╭─ Material for this task
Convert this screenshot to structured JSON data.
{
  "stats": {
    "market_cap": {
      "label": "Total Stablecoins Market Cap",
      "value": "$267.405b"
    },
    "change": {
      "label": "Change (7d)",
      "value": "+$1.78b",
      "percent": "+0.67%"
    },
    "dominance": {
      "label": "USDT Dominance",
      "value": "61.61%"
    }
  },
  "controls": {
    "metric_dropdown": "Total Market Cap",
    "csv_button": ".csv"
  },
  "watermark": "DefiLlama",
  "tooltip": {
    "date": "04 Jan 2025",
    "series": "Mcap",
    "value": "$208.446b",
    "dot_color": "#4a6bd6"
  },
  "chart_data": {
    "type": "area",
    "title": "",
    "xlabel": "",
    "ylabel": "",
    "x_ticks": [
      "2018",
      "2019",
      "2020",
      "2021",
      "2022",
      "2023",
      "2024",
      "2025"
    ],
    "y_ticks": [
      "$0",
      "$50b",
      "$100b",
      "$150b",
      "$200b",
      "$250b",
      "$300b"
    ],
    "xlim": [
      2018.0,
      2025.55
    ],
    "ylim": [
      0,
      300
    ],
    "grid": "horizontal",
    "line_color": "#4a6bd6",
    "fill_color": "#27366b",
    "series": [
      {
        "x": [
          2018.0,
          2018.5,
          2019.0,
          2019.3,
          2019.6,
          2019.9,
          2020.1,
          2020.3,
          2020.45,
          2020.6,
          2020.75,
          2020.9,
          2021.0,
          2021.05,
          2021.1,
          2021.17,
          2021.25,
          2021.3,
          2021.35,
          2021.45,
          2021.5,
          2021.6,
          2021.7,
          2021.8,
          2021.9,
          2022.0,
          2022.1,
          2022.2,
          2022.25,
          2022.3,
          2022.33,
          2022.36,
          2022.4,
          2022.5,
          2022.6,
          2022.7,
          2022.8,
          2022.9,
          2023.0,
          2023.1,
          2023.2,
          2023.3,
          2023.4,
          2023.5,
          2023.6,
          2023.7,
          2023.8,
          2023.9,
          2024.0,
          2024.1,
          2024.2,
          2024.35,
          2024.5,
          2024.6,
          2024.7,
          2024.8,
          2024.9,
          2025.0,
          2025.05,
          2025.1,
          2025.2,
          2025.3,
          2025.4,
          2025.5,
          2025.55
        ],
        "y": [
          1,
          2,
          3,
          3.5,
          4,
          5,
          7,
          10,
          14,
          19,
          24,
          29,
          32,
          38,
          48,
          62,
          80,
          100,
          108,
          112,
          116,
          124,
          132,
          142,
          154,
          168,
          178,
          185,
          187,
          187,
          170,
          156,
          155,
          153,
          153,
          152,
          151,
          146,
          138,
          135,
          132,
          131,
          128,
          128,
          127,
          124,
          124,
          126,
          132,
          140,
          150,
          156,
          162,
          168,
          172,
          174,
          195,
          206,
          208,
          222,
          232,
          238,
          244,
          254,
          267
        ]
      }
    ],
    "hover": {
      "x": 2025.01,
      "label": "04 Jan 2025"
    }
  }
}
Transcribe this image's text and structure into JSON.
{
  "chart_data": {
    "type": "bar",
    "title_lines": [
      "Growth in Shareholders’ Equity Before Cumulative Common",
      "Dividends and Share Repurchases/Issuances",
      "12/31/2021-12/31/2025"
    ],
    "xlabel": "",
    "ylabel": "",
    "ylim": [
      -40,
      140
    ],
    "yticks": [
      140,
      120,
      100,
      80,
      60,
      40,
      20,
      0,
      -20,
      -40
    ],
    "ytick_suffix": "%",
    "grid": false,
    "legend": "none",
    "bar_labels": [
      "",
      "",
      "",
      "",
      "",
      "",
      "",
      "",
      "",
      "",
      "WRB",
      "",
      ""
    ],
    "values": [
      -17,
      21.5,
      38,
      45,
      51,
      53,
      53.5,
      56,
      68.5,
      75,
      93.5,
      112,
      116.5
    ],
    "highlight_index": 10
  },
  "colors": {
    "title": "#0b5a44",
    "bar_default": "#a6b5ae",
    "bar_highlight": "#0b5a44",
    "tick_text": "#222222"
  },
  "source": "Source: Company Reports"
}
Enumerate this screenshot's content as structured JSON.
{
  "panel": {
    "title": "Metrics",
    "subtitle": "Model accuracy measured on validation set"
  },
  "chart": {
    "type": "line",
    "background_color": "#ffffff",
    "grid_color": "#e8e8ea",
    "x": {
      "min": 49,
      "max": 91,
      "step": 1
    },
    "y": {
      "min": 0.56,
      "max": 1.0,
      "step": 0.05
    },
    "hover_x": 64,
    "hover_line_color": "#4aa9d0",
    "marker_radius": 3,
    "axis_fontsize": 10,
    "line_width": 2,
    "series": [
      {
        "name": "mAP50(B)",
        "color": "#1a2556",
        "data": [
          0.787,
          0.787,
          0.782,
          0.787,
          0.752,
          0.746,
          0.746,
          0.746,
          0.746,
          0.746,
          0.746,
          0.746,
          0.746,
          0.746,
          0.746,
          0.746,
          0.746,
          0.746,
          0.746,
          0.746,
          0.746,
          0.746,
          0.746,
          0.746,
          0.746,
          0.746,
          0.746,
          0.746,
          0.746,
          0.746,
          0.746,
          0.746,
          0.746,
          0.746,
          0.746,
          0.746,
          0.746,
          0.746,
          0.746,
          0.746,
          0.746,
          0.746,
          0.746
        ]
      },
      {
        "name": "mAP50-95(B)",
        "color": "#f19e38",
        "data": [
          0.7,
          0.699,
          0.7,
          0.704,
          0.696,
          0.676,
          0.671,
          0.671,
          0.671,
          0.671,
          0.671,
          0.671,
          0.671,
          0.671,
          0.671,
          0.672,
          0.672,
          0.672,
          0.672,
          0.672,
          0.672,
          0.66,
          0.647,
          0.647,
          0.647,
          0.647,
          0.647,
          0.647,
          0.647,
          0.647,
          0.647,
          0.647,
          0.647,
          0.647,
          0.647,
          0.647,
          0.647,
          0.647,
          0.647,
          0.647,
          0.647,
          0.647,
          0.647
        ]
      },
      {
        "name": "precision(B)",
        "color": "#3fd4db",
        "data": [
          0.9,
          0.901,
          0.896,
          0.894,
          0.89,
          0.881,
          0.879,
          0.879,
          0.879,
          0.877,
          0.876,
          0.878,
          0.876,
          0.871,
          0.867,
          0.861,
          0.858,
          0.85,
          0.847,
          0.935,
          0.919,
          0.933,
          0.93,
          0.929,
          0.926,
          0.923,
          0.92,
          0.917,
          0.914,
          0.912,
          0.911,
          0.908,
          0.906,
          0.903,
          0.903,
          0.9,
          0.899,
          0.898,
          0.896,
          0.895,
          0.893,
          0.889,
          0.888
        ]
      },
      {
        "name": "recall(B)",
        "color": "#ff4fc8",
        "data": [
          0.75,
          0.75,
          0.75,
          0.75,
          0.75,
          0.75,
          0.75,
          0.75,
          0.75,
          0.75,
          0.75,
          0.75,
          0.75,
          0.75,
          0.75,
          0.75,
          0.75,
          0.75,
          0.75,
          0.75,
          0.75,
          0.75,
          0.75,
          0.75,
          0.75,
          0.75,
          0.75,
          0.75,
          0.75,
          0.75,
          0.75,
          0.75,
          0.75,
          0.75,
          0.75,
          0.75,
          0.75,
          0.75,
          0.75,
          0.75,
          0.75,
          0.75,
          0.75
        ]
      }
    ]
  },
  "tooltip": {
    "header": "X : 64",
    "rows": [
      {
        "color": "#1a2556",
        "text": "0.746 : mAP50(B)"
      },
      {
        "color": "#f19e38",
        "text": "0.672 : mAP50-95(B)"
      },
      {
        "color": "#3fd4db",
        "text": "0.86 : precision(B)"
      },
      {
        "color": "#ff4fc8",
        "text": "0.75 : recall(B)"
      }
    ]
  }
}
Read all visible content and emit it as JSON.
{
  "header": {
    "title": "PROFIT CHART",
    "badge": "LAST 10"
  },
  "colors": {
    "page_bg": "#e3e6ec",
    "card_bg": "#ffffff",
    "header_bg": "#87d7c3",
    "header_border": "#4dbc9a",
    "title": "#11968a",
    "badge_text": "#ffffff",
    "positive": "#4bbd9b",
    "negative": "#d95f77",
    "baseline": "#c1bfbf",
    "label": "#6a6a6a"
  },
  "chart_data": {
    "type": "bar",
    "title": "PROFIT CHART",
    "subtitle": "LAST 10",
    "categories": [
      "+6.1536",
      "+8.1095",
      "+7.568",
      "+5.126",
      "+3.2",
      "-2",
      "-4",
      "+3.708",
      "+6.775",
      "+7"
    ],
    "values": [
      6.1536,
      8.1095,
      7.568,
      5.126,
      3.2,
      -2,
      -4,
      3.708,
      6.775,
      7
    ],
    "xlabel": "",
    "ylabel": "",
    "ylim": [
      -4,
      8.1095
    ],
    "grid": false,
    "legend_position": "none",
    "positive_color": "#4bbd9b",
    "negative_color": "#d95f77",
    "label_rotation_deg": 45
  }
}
╰─
Beginning at the line that contains "Read all visible content and emit it as JSON.", retype each line of the listing up to and including the last one, exactly as it stands, and nothing else.

Read all visible content and emit it as JSON.
{
  "header": {
    "title": "PROFIT CHART",
    "badge": "LAST 10"
  },
  "colors": {
    "page_bg": "#e3e6ec",
    "card_bg": "#ffffff",
    "header_bg": "#87d7c3",
    "header_border": "#4dbc9a",
    "title": "#11968a",
    "badge_text": "#ffffff",
    "positive": "#4bbd9b",
    "negative": "#d95f77",
    "baseline": "#c1bfbf",
    "label": "#6a6a6a"
  },
  "chart_data": {
    "type": "bar",
    "title": "PROFIT CHART",
    "subtitle": "LAST 10",
    "categories": [
      "+6.1536",
      "+8.1095",
      "+7.568",
      "+5.126",
      "+3.2",
      "-2",
      "-4",
      "+3.708",
      "+6.775",
      "+7"
    ],
    "values": [
      6.1536,
      8.1095,
      7.568,
      5.126,
      3.2,
      -2,
      -4,
      3.708,
      6.775,
      7
    ],
    "xlabel": "",
    "ylabel": "",
    "ylim": [
      -4,
      8.1095
    ],
    "grid": false,
    "legend_position": "none",
    "positive_color": "#4bbd9b",
    "negative_color": "#d95f77",
    "label_rotation_deg": 45
  }
}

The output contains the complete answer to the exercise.